→ STATED TASK A
In the passage about Annette von Droste-Hülshoff, rewrite the stretch from "I absolutely like" through "them for truths." with "writer" replaced by "poet".

→ DOCUMENT EXCERPT
I absolutely like Annette von Droste-Hülshoff best! Because if you read about her in any literary history book (or even wikipedia), she seems like *the* most boring writer ever. Which couldn’t be further from the truth! Only that she very much valued her privacy... with burning letters, inventing tricks like little letters inside of letters, using ‘male’ speakers in her poems, self-censuring her writing to the point of being in danger of not getting across the message. Or, plaing demure Catholic noble lady, exploiting all the stereotypes - which, sadly, backfired into later generations taking them for truths.

→ EXTRACTED RECORDS
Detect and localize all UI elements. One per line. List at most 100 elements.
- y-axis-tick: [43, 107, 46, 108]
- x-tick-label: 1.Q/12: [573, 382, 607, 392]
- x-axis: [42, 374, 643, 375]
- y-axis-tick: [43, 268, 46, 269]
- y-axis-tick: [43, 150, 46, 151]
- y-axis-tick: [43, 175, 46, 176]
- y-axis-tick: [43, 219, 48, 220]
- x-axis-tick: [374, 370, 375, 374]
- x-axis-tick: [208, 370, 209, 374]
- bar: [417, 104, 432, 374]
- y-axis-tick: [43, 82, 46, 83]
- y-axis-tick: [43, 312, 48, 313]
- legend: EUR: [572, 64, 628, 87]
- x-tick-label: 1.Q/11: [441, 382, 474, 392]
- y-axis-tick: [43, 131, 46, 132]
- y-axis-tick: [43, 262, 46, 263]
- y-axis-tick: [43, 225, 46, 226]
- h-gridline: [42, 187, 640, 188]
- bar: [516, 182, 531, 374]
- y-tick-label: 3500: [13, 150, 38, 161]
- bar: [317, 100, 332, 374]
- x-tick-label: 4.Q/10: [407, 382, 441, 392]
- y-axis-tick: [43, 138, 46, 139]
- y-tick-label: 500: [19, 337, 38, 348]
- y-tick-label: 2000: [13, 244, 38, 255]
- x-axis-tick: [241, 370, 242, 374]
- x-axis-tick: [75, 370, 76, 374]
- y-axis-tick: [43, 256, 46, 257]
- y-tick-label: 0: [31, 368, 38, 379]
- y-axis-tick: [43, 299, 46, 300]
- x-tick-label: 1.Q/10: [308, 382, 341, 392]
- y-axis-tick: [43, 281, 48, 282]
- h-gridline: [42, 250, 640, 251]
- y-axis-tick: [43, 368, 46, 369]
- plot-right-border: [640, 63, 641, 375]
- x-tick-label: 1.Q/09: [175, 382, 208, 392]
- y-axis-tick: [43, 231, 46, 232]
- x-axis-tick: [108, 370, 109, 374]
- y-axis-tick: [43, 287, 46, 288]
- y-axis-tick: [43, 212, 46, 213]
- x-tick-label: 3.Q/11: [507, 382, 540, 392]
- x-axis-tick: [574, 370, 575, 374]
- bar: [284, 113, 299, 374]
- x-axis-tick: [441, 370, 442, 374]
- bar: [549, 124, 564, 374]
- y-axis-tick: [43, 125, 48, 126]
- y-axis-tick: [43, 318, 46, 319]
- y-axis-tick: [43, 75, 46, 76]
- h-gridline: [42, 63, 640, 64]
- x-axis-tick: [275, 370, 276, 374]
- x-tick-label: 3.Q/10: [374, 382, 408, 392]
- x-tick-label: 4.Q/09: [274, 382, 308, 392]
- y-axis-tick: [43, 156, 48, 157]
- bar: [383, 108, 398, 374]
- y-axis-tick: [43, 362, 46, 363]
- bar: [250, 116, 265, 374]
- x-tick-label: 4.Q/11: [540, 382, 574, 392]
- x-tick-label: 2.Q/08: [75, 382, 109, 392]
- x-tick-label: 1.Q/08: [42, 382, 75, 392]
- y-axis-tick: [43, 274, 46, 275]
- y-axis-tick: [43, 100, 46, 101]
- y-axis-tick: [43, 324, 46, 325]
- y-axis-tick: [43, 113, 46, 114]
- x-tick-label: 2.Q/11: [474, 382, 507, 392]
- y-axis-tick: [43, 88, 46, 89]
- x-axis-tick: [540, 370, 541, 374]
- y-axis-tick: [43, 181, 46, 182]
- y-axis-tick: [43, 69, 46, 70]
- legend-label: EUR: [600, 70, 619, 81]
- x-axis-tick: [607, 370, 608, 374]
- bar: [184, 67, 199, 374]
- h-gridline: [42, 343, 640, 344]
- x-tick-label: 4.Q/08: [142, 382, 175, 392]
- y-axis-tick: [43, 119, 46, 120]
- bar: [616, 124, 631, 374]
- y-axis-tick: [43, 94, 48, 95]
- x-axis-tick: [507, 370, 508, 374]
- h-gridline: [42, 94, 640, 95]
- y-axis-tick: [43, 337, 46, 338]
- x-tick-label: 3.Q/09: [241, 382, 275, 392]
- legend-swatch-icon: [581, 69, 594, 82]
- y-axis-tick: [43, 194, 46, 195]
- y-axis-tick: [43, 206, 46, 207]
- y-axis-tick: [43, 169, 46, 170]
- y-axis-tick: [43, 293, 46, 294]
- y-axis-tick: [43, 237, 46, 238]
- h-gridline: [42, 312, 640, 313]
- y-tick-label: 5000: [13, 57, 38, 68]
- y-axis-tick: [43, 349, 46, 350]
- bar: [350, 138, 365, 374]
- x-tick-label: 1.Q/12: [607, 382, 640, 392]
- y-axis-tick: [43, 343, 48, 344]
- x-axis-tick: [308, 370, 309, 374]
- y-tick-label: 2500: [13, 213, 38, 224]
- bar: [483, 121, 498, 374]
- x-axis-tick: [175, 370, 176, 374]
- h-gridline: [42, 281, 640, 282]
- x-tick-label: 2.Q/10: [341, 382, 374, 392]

→ STATED TASK B
Copy the entries word for word, covering the stretch from the start of the entries through the line that contains "- y-axis-tick: [43, 82, 46, 83]".

→ EXERCISE OUTPUT A
I absolutely like Annette von Droste-Hülshoff best! Because if you read about her in any literary history book (or even wikipedia), she seems like *the* most boring poet ever. Which couldn’t be further from the truth! Only that she very much valued her privacy... with burning letters, inventing tricks like little letters inside of letters, using ‘male’ speakers in her poems, self-censuring her writing to the point of being in danger of not getting across the message. Or, plaing demure Catholic noble lady, exploiting all the stereotypes - which, sadly, backfired into later generations taking them for truths.

→ EXERCISE OUTPUT B
Detect and localize all UI elements. One per line. List at most 100 elements.
- y-axis-tick: [43, 107, 46, 108]
- x-tick-label: 1.Q/12: [573, 382, 607, 392]
- x-axis: [42, 374, 643, 375]
- y-axis-tick: [43, 268, 46, 269]
- y-axis-tick: [43, 150, 46, 151]
- y-axis-tick: [43, 175, 46, 176]
- y-axis-tick: [43, 219, 48, 220]
- x-axis-tick: [374, 370, 375, 374]
- x-axis-tick: [208, 370, 209, 374]
- bar: [417, 104, 432, 374]
- y-axis-tick: [43, 82, 46, 83]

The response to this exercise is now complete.